## EXERCISE PROMPT
Reprint every entry, character for character.

<<<<

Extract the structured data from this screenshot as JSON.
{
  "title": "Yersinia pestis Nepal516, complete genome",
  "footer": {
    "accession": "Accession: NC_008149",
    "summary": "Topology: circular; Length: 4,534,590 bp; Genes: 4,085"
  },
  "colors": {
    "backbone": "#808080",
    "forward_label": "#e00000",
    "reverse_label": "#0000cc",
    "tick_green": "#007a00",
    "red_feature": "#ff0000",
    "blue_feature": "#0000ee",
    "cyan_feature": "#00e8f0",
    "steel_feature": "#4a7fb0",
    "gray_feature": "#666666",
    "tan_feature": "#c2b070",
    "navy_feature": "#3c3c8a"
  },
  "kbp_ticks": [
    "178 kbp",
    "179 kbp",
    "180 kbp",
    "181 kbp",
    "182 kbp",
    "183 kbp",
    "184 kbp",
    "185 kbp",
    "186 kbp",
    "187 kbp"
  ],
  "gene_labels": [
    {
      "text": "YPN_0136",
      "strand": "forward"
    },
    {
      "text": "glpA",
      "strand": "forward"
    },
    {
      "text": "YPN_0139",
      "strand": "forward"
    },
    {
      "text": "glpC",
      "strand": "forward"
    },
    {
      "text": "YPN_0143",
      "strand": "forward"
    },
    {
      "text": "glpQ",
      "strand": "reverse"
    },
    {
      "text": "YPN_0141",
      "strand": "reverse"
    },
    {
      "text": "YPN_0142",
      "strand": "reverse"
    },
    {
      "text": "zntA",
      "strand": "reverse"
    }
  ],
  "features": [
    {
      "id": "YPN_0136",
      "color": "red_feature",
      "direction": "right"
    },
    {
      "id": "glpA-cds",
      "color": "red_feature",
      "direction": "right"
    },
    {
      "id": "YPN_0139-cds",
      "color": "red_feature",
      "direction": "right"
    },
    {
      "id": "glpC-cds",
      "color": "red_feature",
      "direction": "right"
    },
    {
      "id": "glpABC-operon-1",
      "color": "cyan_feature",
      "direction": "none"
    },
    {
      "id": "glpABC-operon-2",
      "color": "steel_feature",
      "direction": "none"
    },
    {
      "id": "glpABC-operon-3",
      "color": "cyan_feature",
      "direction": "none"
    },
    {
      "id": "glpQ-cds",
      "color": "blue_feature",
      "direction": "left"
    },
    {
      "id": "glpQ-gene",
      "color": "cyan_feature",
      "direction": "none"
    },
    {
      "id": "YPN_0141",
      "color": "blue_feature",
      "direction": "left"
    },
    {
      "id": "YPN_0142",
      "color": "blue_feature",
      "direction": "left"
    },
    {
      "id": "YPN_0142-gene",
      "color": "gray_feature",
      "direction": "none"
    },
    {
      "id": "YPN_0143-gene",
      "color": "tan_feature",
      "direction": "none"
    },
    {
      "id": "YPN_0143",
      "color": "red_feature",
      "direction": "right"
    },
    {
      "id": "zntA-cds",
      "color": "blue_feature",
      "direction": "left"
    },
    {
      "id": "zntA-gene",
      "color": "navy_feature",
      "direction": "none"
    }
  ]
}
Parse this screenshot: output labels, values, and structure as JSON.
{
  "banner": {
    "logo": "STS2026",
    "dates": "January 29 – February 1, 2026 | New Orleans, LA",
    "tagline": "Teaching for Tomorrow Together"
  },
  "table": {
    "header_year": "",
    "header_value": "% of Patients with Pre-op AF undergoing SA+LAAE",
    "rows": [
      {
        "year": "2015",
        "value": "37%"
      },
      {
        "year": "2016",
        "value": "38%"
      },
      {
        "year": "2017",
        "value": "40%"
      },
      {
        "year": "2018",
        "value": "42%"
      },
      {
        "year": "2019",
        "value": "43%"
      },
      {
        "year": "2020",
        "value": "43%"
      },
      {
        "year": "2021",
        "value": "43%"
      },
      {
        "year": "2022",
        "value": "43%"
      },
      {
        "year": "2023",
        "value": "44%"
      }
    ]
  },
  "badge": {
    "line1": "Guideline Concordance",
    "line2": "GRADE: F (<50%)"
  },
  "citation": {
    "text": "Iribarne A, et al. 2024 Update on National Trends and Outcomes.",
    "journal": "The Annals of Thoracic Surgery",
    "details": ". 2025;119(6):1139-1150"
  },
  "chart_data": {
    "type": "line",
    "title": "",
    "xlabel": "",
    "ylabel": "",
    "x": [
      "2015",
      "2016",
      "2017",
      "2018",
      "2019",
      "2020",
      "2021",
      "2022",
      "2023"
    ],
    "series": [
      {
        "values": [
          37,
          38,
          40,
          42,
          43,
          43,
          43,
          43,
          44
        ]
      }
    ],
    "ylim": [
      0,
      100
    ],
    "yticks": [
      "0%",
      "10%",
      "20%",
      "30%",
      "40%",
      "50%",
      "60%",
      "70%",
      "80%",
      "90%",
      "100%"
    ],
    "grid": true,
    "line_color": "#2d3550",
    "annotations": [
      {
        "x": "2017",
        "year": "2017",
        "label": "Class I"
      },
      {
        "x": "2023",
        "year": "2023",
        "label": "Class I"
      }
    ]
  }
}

>>>>

## PROBLEM SOLUTION
Extract the structured data from this screenshot as JSON.
{
  "title": "Yersinia pestis Nepal516, complete genome",
  "footer": {
    "accession": "Accession: NC_008149",
    "summary": "Topology: circular; Length: 4,534,590 bp; Genes: 4,085"
  },
  "colors": {
    "backbone": "#808080",
    "forward_label": "#e00000",
    "reverse_label": "#0000cc",
    "tick_green": "#007a00",
    "red_feature": "#ff0000",
    "blue_feature": "#0000ee",
    "cyan_feature": "#00e8f0",
    "steel_feature": "#4a7fb0",
    "gray_feature": "#666666",
    "tan_feature": "#c2b070",
    "navy_feature": "#3c3c8a"
  },
  "kbp_ticks": [
    "178 kbp",
    "179 kbp",
    "180 kbp",
    "181 kbp",
    "182 kbp",
    "183 kbp",
    "184 kbp",
    "185 kbp",
    "186 kbp",
    "187 kbp"
  ],
  "gene_labels": [
    {
      "text": "YPN_0136",
      "strand": "forward"
    },
    {
      "text": "glpA",
      "strand": "forward"
    },
    {
      "text": "YPN_0139",
      "strand": "forward"
    },
    {
      "text": "glpC",
      "strand": "forward"
    },
    {
      "text": "YPN_0143",
      "strand": "forward"
    },
    {
      "text": "glpQ",
      "strand": "reverse"
    },
    {
      "text": "YPN_0141",
      "strand": "reverse"
    },
    {
      "text": "YPN_0142",
      "strand": "reverse"
    },
    {
      "text": "zntA",
      "strand": "reverse"
    }
  ],
  "features": [
    {
      "id": "YPN_0136",
      "color": "red_feature",
      "direction": "right"
    },
    {
      "id": "glpA-cds",
      "color": "red_feature",
      "direction": "right"
    },
    {
      "id": "YPN_0139-cds",
      "color": "red_feature",
      "direction": "right"
    },
    {
      "id": "glpC-cds",
      "color": "red_feature",
      "direction": "right"
    },
    {
      "id": "glpABC-operon-1",
      "color": "cyan_feature",
      "direction": "none"
    },
    {
      "id": "glpABC-operon-2",
      "color": "steel_feature",
      "direction": "none"
    },
    {
      "id": "glpABC-operon-3",
      "color": "cyan_feature",
      "direction": "none"
    },
    {
      "id": "glpQ-cds",
      "color": "blue_feature",
      "direction": "left"
    },
    {
      "id": "glpQ-gene",
      "color": "cyan_feature",
      "direction": "none"
    },
    {
      "id": "YPN_0141",
      "color": "blue_feature",
      "direction": "left"
    },
    {
      "id": "YPN_0142",
      "color": "blue_feature",
      "direction": "left"
    },
    {
      "id": "YPN_0142-gene",
      "color": "gray_feature",
      "direction": "none"
    },
    {
      "id": "YPN_0143-gene",
      "color": "tan_feature",
      "direction": "none"
    },
    {
      "id": "YPN_0143",
      "color": "red_feature",
      "direction": "right"
    },
    {
      "id": "zntA-cds",
      "color": "blue_feature",
      "direction": "left"
    },
    {
      "id": "zntA-gene",
      "color": "navy_feature",
      "direction": "none"
    }
  ]
}
Parse this screenshot: output labels, values, and structure as JSON.
{
  "banner": {
    "logo": "STS2026",
    "dates": "January 29 – February 1, 2026 | New Orleans, LA",
    "tagline": "Teaching for Tomorrow Together"
  },
  "table": {
    "header_year": "",
    "header_value": "% of Patients with Pre-op AF undergoing SA+LAAE",
    "rows": [
      {
        "year": "2015",
        "value": "37%"
      },
      {
        "year": "2016",
        "value": "38%"
      },
      {
        "year": "2017",
        "value": "40%"
      },
      {
        "year": "2018",
        "value": "42%"
      },
      {
        "year": "2019",
        "value": "43%"
      },
      {
        "year": "2020",
        "value": "43%"
      },
      {
        "year": "2021",
        "value": "43%"
      },
      {
        "year": "2022",
        "value": "43%"
      },
      {
        "year": "2023",
        "value": "44%"
      }
    ]
  },
  "badge": {
    "line1": "Guideline Concordance",
    "line2": "GRADE: F (<50%)"
  },
  "citation": {
    "text": "Iribarne A, et al. 2024 Update on National Trends and Outcomes.",
    "journal": "The Annals of Thoracic Surgery",
    "details": ". 2025;119(6):1139-1150"
  },
  "chart_data": {
    "type": "line",
    "title": "",
    "xlabel": "",
    "ylabel": "",
    "x": [
      "2015",
      "2016",
      "2017",
      "2018",
      "2019",
      "2020",
      "2021",
      "2022",
      "2023"
    ],
    "series": [
      {
        "values": [
          37,
          38,
          40,
          42,
          43,
          43,
          43,
          43,
          44
        ]
      }
    ],
    "ylim": [
      0,
      100
    ],
    "yticks": [
      "0%",
      "10%",
      "20%",
      "30%",
      "40%",
      "50%",
      "60%",
      "70%",
      "80%",
      "90%",
      "100%"
    ],
    "grid": true,
    "line_color": "#2d3550",
    "annotations": [
      {
        "x": "2017",
        "year": "2017",
        "label": "Class I"
      },
      {
        "x": "2023",
        "year": "2023",
        "label": "Class I"
      }
    ]
  }
}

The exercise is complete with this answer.